- To do
Look through the listing below and report how many lines contain "वलपम", as a bare number.

- Records
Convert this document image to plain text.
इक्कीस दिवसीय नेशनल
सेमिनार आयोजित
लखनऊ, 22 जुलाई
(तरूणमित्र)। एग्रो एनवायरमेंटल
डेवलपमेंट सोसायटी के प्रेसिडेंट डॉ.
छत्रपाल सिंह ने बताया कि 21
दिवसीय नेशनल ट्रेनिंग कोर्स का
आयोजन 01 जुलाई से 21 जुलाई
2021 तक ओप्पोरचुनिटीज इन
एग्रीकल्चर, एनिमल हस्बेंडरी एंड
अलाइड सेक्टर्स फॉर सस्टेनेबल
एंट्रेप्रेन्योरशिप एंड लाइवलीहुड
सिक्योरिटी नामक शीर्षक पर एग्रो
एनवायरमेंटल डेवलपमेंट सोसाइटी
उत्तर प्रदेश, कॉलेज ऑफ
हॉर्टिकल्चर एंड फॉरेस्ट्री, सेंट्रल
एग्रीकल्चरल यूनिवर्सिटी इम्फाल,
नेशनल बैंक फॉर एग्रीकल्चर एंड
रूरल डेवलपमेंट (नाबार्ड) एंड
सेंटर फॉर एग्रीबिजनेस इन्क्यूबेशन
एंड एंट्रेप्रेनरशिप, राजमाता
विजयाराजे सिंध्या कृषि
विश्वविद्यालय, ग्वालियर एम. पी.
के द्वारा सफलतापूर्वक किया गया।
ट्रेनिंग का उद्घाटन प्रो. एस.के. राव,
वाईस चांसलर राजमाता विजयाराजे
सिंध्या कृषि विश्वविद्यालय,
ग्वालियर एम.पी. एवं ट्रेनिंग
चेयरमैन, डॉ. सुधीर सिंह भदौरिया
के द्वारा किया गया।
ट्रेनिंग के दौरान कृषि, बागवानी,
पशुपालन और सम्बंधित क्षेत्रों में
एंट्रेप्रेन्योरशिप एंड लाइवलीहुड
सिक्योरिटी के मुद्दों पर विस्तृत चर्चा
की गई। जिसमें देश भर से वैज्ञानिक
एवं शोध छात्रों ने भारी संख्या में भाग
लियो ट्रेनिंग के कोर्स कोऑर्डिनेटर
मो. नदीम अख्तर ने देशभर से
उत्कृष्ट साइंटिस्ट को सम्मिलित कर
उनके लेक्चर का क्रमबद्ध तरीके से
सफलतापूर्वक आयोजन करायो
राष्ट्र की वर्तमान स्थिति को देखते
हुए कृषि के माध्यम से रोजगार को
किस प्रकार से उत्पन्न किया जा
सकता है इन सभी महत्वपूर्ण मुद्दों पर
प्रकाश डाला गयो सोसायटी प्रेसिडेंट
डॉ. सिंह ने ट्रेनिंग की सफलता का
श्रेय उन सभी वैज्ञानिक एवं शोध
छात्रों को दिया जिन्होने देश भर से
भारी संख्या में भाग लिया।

- Solution for this task
3